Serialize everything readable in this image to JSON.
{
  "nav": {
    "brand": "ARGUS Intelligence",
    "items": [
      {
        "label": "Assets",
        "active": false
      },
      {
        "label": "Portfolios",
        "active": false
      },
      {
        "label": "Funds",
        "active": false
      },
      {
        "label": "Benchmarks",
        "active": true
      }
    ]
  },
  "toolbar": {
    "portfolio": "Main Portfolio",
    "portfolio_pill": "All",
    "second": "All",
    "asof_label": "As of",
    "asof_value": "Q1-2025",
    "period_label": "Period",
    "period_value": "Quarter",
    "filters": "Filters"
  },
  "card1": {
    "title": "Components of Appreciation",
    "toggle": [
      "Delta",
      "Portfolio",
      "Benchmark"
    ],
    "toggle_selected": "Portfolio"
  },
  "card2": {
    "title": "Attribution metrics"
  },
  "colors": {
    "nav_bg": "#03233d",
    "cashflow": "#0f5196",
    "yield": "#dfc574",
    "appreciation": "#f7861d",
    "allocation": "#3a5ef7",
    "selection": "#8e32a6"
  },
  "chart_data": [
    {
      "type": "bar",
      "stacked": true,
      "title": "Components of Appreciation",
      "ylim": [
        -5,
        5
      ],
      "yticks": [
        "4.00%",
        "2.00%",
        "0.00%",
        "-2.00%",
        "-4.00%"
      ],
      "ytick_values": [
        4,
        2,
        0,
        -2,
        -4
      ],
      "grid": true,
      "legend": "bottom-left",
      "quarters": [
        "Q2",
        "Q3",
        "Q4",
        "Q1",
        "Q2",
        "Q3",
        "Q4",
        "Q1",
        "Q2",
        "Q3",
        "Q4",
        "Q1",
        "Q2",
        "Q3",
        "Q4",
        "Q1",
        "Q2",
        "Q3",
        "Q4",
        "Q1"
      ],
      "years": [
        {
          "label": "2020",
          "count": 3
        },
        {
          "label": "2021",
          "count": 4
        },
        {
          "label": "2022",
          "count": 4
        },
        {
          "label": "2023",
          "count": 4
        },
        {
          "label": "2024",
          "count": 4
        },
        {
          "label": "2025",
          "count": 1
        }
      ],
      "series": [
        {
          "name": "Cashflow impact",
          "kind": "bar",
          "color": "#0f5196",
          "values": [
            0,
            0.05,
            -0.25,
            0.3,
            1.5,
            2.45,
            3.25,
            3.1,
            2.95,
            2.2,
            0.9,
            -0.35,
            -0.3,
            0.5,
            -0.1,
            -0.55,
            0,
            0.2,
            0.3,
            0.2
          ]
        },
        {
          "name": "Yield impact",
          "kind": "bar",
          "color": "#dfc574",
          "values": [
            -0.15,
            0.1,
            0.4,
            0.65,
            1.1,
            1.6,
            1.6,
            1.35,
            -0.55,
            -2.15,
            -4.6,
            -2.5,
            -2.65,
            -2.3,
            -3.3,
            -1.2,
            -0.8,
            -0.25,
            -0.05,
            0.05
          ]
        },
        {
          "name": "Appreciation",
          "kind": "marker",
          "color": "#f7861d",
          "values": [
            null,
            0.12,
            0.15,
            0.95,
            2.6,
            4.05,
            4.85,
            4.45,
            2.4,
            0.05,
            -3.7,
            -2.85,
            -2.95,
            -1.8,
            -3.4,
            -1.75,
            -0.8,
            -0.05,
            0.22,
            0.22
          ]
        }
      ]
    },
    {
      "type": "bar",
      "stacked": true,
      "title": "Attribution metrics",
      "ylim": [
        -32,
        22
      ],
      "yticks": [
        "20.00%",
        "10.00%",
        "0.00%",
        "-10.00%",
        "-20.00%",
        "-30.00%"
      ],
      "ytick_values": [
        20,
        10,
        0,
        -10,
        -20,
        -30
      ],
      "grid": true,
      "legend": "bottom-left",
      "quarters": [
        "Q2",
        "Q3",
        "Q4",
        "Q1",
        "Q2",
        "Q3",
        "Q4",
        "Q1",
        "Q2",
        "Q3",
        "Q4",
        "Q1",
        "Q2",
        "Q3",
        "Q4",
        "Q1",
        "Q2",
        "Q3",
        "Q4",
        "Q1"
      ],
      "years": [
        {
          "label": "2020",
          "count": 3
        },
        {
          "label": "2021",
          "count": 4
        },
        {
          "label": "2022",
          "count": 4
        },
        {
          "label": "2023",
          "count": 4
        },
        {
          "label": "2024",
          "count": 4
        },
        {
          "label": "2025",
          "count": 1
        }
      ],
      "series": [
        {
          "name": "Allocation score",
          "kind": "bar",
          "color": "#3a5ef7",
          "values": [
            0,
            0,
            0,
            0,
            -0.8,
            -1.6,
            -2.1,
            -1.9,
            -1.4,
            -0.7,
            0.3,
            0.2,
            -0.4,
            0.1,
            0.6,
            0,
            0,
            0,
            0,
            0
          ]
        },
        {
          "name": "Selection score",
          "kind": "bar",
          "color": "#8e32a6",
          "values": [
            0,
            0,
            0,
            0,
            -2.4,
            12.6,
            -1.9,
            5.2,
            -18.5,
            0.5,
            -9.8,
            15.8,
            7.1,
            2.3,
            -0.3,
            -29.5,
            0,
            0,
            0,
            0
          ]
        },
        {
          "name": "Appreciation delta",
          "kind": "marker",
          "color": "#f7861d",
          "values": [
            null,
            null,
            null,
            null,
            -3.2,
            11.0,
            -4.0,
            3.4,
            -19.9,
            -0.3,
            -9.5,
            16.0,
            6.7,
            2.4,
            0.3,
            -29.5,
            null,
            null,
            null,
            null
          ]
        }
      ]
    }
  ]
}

————

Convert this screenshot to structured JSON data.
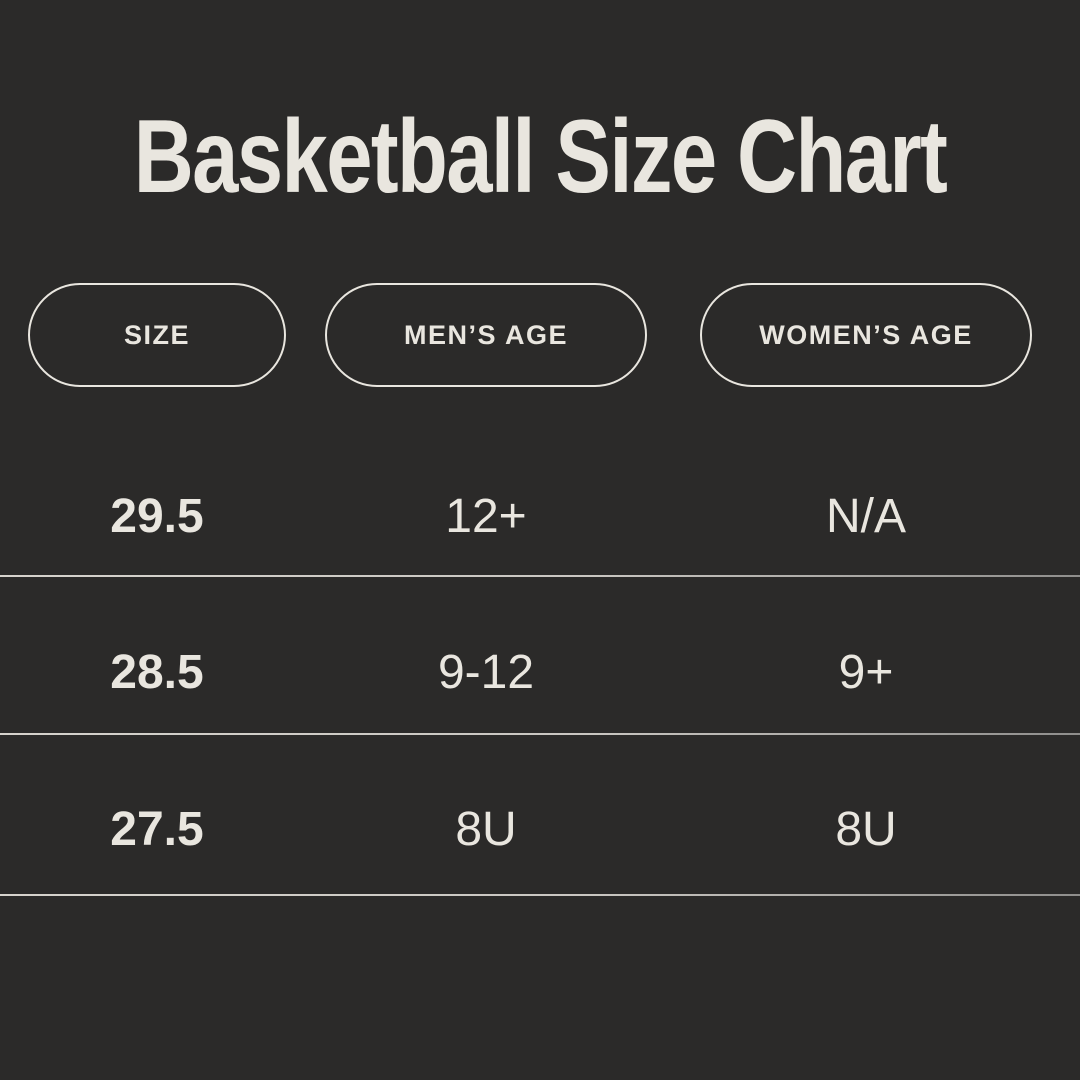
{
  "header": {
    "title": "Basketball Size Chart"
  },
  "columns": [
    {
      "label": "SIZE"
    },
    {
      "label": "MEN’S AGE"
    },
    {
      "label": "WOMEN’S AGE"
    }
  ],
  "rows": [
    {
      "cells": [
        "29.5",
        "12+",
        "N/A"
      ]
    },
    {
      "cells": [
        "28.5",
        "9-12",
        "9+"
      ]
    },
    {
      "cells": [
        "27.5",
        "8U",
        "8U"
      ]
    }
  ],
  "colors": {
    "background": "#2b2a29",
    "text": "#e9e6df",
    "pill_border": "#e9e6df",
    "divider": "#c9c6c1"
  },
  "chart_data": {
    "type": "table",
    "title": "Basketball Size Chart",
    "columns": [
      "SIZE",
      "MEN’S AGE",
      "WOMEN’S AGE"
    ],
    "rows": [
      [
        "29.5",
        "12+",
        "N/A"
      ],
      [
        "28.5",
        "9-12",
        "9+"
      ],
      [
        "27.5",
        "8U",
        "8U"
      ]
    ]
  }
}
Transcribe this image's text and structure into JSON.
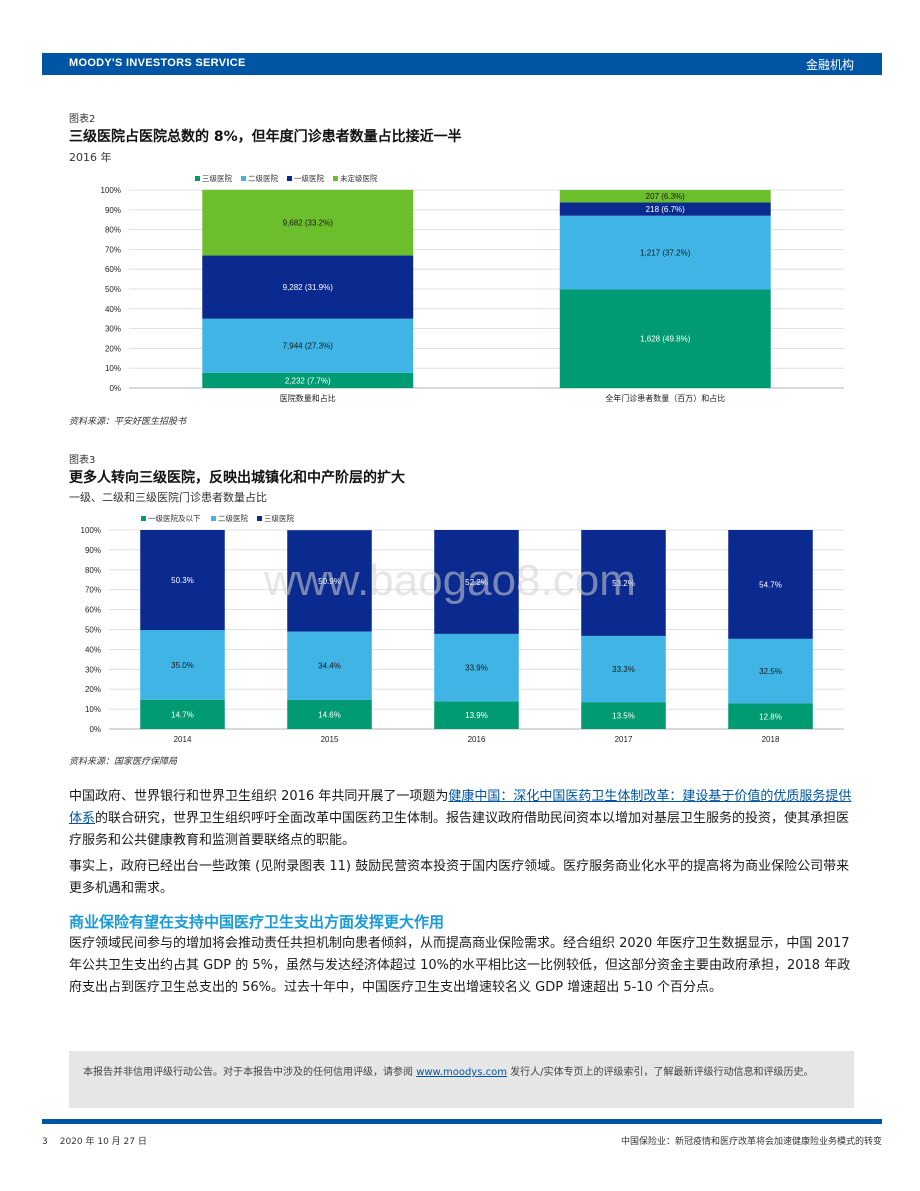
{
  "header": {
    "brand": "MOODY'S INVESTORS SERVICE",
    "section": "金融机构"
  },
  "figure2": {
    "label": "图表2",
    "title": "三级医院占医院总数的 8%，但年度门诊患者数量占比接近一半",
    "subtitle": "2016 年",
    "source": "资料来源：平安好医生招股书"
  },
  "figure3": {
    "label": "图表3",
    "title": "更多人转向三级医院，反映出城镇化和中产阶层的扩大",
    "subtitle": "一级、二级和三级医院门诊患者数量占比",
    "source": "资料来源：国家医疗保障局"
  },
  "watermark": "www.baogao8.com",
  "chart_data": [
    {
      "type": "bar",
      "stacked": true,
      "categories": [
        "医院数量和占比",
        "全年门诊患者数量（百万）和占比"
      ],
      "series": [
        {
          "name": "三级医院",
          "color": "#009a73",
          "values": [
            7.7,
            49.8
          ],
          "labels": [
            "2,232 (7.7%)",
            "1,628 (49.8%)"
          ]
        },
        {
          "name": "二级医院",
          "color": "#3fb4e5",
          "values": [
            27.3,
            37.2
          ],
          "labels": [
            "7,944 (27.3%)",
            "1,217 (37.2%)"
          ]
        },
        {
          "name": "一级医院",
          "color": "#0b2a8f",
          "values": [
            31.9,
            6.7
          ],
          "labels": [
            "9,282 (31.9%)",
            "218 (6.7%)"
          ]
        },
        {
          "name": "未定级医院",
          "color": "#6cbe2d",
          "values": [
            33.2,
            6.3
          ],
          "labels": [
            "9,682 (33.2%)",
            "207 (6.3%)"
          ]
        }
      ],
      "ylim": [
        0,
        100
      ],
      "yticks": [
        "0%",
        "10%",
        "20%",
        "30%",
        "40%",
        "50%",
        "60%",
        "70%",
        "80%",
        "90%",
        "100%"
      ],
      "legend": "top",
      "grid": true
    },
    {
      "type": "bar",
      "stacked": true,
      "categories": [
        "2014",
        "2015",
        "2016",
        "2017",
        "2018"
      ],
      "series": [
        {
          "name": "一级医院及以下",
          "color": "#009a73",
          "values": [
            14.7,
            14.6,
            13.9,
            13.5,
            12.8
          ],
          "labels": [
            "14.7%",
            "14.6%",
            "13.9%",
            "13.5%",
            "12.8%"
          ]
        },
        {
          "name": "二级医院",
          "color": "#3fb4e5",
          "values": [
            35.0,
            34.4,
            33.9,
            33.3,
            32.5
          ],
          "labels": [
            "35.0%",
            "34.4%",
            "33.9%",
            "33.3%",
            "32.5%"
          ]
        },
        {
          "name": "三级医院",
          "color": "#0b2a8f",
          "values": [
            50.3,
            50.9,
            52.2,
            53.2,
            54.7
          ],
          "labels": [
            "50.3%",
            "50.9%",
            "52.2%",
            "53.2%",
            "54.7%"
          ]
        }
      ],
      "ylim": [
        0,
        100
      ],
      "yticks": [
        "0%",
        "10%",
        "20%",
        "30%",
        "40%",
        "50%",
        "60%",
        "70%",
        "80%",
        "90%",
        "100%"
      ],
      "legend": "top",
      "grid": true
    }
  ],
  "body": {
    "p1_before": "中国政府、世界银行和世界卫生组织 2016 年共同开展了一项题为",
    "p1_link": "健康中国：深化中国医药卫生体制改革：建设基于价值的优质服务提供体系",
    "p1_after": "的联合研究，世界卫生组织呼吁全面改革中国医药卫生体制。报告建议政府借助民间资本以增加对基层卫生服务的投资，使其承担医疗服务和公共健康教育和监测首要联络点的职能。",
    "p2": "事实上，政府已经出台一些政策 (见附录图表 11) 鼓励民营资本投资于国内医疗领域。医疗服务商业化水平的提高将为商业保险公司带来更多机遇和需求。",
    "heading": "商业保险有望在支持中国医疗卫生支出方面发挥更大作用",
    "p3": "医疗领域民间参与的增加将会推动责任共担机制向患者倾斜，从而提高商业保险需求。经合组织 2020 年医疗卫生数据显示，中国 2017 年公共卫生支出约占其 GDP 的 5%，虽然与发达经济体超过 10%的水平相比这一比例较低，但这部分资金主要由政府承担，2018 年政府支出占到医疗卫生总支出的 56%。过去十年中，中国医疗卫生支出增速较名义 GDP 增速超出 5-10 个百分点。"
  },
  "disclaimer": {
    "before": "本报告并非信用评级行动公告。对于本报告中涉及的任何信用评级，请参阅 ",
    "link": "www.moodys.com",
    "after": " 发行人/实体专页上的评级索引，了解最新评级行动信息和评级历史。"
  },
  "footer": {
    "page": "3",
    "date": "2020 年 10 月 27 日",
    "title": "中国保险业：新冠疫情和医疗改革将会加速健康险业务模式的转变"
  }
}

————

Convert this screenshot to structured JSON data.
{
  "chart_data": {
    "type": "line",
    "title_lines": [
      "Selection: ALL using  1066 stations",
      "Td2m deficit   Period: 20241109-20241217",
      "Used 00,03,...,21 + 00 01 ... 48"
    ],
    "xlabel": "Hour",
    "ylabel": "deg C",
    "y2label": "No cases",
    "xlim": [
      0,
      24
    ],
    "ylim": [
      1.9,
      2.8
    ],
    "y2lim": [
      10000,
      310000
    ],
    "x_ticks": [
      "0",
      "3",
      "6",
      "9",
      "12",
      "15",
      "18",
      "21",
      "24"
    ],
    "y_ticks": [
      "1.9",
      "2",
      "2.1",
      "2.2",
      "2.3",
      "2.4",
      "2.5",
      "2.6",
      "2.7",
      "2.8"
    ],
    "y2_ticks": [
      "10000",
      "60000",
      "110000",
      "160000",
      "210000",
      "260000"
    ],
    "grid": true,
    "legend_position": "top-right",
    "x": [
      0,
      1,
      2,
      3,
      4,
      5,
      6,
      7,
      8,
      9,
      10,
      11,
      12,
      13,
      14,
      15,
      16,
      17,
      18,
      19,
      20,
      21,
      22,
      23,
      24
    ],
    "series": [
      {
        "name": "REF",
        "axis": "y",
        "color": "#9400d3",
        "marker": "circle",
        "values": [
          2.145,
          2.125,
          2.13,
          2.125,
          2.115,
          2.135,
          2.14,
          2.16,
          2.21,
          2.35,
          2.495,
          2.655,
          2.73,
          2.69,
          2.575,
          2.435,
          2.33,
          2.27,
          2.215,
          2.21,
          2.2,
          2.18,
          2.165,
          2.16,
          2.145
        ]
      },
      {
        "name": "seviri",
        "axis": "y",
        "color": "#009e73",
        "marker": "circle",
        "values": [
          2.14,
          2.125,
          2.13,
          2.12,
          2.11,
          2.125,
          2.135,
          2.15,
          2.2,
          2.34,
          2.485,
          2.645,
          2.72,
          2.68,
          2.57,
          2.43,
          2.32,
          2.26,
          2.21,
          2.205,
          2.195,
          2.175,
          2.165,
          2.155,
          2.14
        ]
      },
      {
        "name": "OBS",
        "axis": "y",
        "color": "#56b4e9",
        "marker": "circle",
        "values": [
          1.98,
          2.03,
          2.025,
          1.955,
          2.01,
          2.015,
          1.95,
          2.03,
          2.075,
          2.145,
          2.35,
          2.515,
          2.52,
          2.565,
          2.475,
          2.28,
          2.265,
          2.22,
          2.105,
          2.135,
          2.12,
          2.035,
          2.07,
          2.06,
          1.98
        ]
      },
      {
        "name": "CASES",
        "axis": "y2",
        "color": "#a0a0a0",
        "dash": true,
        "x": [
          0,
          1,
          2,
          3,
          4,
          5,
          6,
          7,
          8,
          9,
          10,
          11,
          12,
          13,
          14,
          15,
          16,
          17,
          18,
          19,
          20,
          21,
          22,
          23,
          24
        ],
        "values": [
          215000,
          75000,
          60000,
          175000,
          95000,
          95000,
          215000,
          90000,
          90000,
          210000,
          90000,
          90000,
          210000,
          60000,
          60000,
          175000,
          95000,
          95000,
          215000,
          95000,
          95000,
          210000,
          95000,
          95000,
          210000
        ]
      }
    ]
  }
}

————

In the lines above, find each one with "image" and list it.

Serialize everything readable in this image to JSON.
Transcribe this image's text and structure into JSON.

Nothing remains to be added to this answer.